- [WORK TO COMPLETE]
Search the entries for the word "delivery" and pull out each line that has it.

- [EXTRACTED RECORDS]
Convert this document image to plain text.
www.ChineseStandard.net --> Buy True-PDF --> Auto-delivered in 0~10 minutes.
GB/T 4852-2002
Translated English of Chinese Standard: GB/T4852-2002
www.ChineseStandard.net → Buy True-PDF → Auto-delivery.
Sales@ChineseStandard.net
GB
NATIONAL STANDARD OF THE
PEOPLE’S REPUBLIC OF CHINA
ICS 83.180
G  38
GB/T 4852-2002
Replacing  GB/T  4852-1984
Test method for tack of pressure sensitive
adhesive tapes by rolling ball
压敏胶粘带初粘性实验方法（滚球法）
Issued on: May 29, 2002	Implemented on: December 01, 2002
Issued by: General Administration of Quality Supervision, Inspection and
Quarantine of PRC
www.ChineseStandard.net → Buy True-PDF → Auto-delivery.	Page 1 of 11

- [ANSWER IN FULL]
www.ChineseStandard.net → Buy True-PDF → Auto-delivery.
www.ChineseStandard.net → Buy True-PDF → Auto-delivery.	Page 1 of 11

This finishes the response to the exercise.